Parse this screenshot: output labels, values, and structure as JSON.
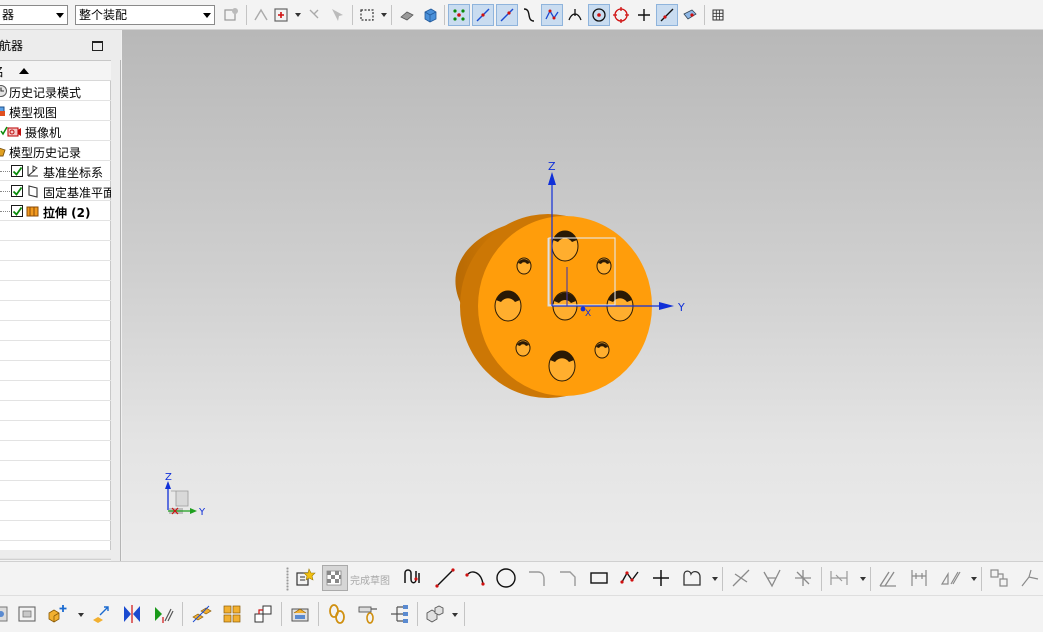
{
  "toolbar": {
    "selection_filter_value": "器",
    "assembly_scope_value": "整个装配"
  },
  "navigator": {
    "title": "导航器",
    "sort_column": "名",
    "items": [
      {
        "label": "历史记录模式",
        "icon": "history-mode-icon"
      },
      {
        "label": "模型视图",
        "icon": "model-views-icon"
      },
      {
        "label": "摄像机",
        "icon": "camera-icon"
      },
      {
        "label": "模型历史记录",
        "icon": "model-history-icon"
      },
      {
        "label": "基准坐标系",
        "icon": "datum-csys-icon",
        "checked": true
      },
      {
        "label": "固定基准平面",
        "icon": "datum-plane-icon",
        "checked": true
      },
      {
        "label": "拉伸 (2)",
        "icon": "extrude-icon",
        "checked": true,
        "bold": true
      }
    ]
  },
  "viewport": {
    "axis_z": "Z",
    "axis_y": "Y",
    "axis_x": "X",
    "triad_z": "Z",
    "triad_y": "Y"
  },
  "sketch_toolbar": {
    "finish_sketch_label": "完成草图"
  },
  "colors": {
    "part_face": "#ff9d0b",
    "part_side": "#d77e05",
    "axis_blue": "#1030d8"
  }
}
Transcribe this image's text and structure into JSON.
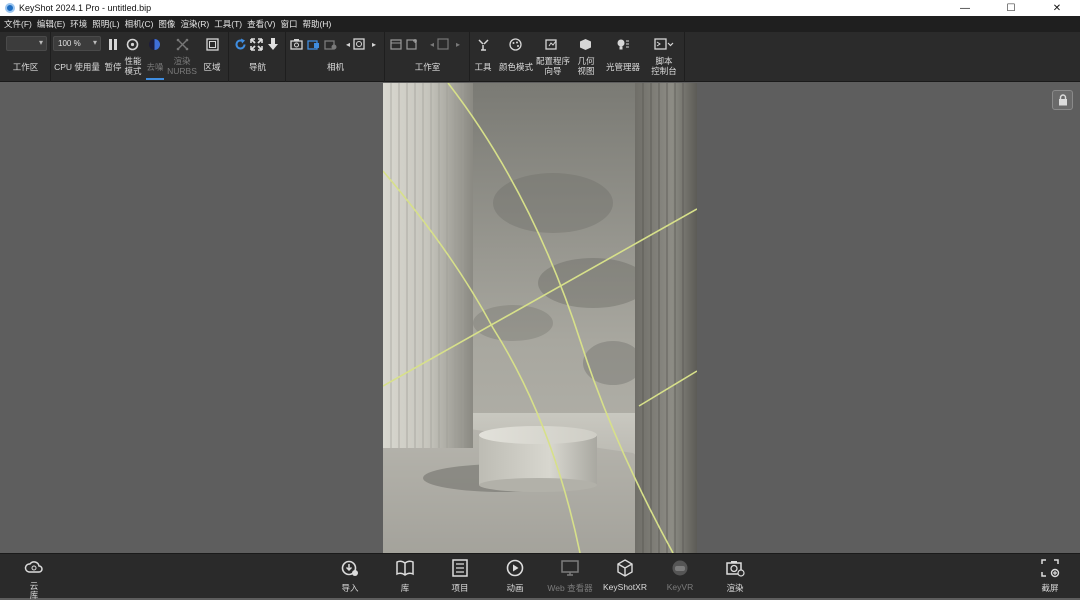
{
  "window": {
    "title": "KeyShot 2024.1 Pro  - untitled.bip",
    "minimize": "—",
    "maximize": "☐",
    "close": "✕"
  },
  "menu": [
    "文件(F)",
    "编辑(E)",
    "环境",
    "照明(L)",
    "相机(C)",
    "图像",
    "渲染(R)",
    "工具(T)",
    "查看(V)",
    "窗口",
    "帮助(H)"
  ],
  "toolbar": {
    "workspace_select": "",
    "workspace_label": "工作区",
    "cpu_value": "100 %",
    "cpu_label": "CPU 使用量",
    "pause_label": "暂停",
    "perf_label_1": "性能",
    "perf_label_2": "模式",
    "denoise_label": "去噪",
    "nurbs_label_1": "渲染",
    "nurbs_label_2": "NURBS",
    "region_label": "区域",
    "nav_label": "导航",
    "camera_label": "相机",
    "studio_label": "工作室",
    "tools_label": "工具",
    "color_mode_label": "颜色模式",
    "config_label_1": "配置程序",
    "config_label_2": "向导",
    "geo_label_1": "几何",
    "geo_label_2": "视图",
    "light_mgr_label": "光管理器",
    "script_label_1": "脚本",
    "script_label_2": "控制台"
  },
  "bottombar": {
    "cloud_1": "云",
    "cloud_2": "库",
    "import": "导入",
    "library": "库",
    "project": "项目",
    "animation": "动画",
    "web_viewer": "Web 查看器",
    "keyshotxr": "KeyShotXR",
    "keyvr": "KeyVR",
    "render": "渲染",
    "screenshot": "截屏"
  },
  "colors": {
    "accent": "#3f8de0",
    "guide_lines": "#d7e08a"
  }
}
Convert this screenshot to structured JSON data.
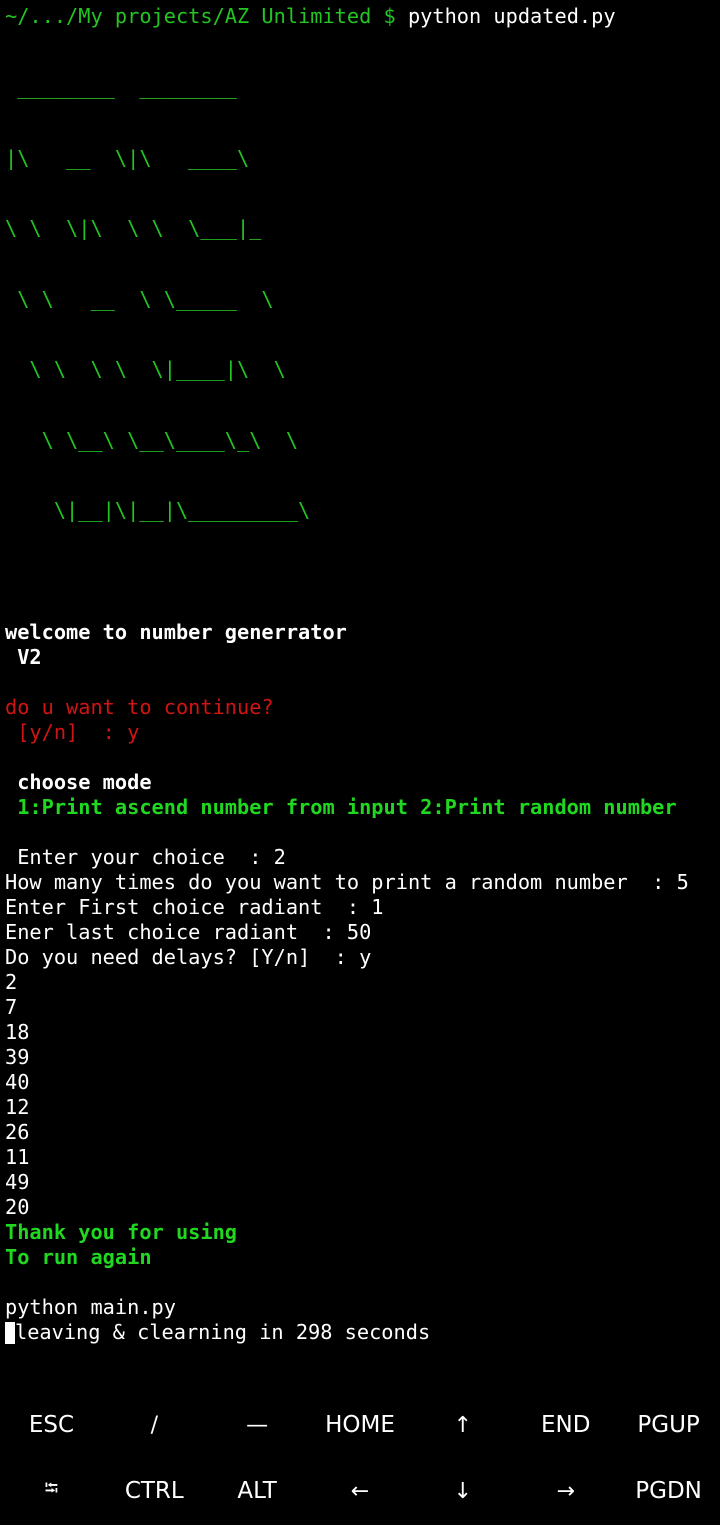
{
  "terminal": {
    "prompt_path": "~/.../My projects/AZ Unlimited $ ",
    "prompt_command": "python updated.py",
    "ascii_art": [
      " ________  ________",
      "|\\   __  \\|\\   ____\\",
      "\\ \\  \\|\\  \\ \\  \\___|_",
      " \\ \\   __  \\ \\_____  \\",
      "  \\ \\  \\ \\  \\|____|\\  \\",
      "   \\ \\__\\ \\__\\____\\_\\  \\",
      "    \\|__|\\|__|\\_________\\"
    ],
    "welcome_line1": "welcome to number generrator",
    "welcome_line2": " V2",
    "continue_question": "do u want to continue?",
    "continue_answer": " [y/n]  : y",
    "choose_mode": " choose mode",
    "mode_options": " 1:Print ascend number from input 2:Print random number",
    "enter_choice": " Enter your choice  : 2",
    "how_many": "How many times do you want to print a random number  : 5",
    "first_radiant": "Enter First choice radiant  : 1",
    "last_radiant": "Ener last choice radiant  : 50",
    "delays": "Do you need delays? [Y/n]  : y",
    "numbers": [
      "2",
      "7",
      "18",
      "39",
      "40",
      "12",
      "26",
      "11",
      "49",
      "20"
    ],
    "thanks": "Thank you for using",
    "run_again": "To run again",
    "run_command": "python main.py",
    "leaving": "leaving & clearning in 298 seconds"
  },
  "extra_keys": {
    "row1": [
      {
        "label": "ESC",
        "name": "esc-key"
      },
      {
        "label": "/",
        "name": "slash-key"
      },
      {
        "label": "—",
        "name": "dash-key"
      },
      {
        "label": "HOME",
        "name": "home-key"
      },
      {
        "label": "↑",
        "name": "up-arrow-key"
      },
      {
        "label": "END",
        "name": "end-key"
      },
      {
        "label": "PGUP",
        "name": "pgup-key"
      }
    ],
    "row2": [
      {
        "label": "⭾",
        "name": "tab-key"
      },
      {
        "label": "CTRL",
        "name": "ctrl-key"
      },
      {
        "label": "ALT",
        "name": "alt-key"
      },
      {
        "label": "←",
        "name": "left-arrow-key"
      },
      {
        "label": "↓",
        "name": "down-arrow-key"
      },
      {
        "label": "→",
        "name": "right-arrow-key"
      },
      {
        "label": "PGDN",
        "name": "pgdn-key"
      }
    ]
  },
  "colors": {
    "background": "#000000",
    "prompt_green": "#23c423",
    "art_green": "#22c422",
    "highlight_green": "#20d820",
    "prompt_red": "#d01414",
    "text": "#ffffff"
  }
}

•••

For the data above, state how many lines contain "model"; the number is the whole answer.

RESULT OF THIS TASK.
2